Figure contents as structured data
====

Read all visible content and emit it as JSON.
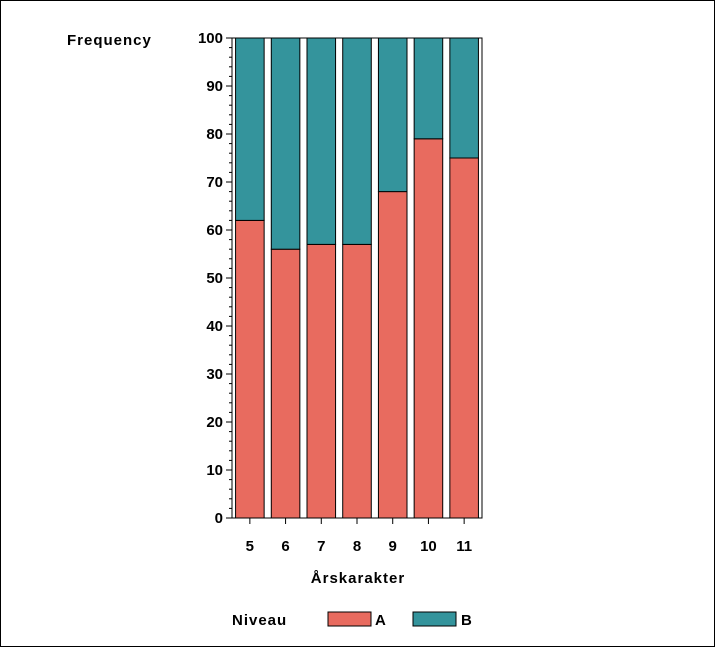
{
  "chart_data": {
    "type": "bar",
    "stacked": true,
    "categories": [
      "5",
      "6",
      "7",
      "8",
      "9",
      "10",
      "11"
    ],
    "series": [
      {
        "name": "A",
        "values": [
          62,
          56,
          57,
          57,
          68,
          79,
          75
        ],
        "color": "#e86b5f"
      },
      {
        "name": "B",
        "values": [
          38,
          44,
          43,
          43,
          32,
          21,
          25
        ],
        "color": "#34949c"
      }
    ],
    "ylabel": "Frequency",
    "xlabel": "Årskarakter",
    "ylim": [
      0,
      100
    ],
    "yticks": [
      "0",
      "10",
      "20",
      "30",
      "40",
      "50",
      "60",
      "70",
      "80",
      "90",
      "100"
    ],
    "minor_ticks_per_major": 5,
    "grid": false,
    "legend": {
      "title": "Niveau",
      "position": "bottom",
      "items": [
        "A",
        "B"
      ]
    }
  }
}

====

* What you will do *
Your task is to retype all the entries exactly and leave out any pictures.

* Exercise solution *
Read all visible content and emit it as JSON.
{
  "chart_data": {
    "type": "bar",
    "stacked": true,
    "categories": [
      "5",
      "6",
      "7",
      "8",
      "9",
      "10",
      "11"
    ],
    "series": [
      {
        "name": "A",
        "values": [
          62,
          56,
          57,
          57,
          68,
          79,
          75
        ],
        "color": "#e86b5f"
      },
      {
        "name": "B",
        "values": [
          38,
          44,
          43,
          43,
          32,
          21,
          25
        ],
        "color": "#34949c"
      }
    ],
    "ylabel": "Frequency",
    "xlabel": "Årskarakter",
    "ylim": [
      0,
      100
    ],
    "yticks": [
      "0",
      "10",
      "20",
      "30",
      "40",
      "50",
      "60",
      "70",
      "80",
      "90",
      "100"
    ],
    "minor_ticks_per_major": 5,
    "grid": false,
    "legend": {
      "title": "Niveau",
      "position": "bottom",
      "items": [
        "A",
        "B"
      ]
    }
  }
}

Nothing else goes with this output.